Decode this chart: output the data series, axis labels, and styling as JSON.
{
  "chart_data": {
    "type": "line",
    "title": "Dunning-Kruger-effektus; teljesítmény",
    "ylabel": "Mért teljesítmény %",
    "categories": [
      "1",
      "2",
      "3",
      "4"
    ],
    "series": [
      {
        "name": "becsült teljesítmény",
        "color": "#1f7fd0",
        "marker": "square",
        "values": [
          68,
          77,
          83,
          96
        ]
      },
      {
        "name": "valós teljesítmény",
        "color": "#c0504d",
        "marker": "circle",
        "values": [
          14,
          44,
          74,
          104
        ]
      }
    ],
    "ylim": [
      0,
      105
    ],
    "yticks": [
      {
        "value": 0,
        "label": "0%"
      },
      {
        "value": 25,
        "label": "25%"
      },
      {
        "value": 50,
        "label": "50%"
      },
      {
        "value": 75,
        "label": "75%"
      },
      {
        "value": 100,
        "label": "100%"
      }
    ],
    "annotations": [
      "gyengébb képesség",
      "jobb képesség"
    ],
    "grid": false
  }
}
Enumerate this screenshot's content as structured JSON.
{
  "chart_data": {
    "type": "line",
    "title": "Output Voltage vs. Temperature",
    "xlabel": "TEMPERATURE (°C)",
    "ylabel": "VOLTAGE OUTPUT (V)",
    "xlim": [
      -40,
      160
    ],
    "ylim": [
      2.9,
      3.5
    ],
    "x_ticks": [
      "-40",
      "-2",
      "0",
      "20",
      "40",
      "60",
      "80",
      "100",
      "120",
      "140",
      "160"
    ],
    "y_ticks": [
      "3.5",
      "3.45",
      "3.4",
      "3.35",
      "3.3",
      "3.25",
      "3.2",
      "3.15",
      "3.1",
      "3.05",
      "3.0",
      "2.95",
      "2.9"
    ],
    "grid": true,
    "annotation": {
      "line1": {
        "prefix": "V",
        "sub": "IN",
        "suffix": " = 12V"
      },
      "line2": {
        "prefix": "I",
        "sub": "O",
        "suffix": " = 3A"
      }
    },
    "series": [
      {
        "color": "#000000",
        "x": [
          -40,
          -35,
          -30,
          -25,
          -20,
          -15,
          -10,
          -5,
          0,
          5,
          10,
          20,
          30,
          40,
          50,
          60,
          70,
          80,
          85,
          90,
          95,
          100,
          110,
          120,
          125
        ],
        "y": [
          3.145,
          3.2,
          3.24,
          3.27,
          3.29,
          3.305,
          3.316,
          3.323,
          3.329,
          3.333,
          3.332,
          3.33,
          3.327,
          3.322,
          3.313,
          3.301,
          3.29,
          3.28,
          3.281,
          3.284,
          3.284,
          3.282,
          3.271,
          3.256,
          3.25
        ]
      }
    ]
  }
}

************

> _Requirement_
Report how many lines of the listing hold the word "ylabel", with nothing but the number.

> _Reply to the task_
2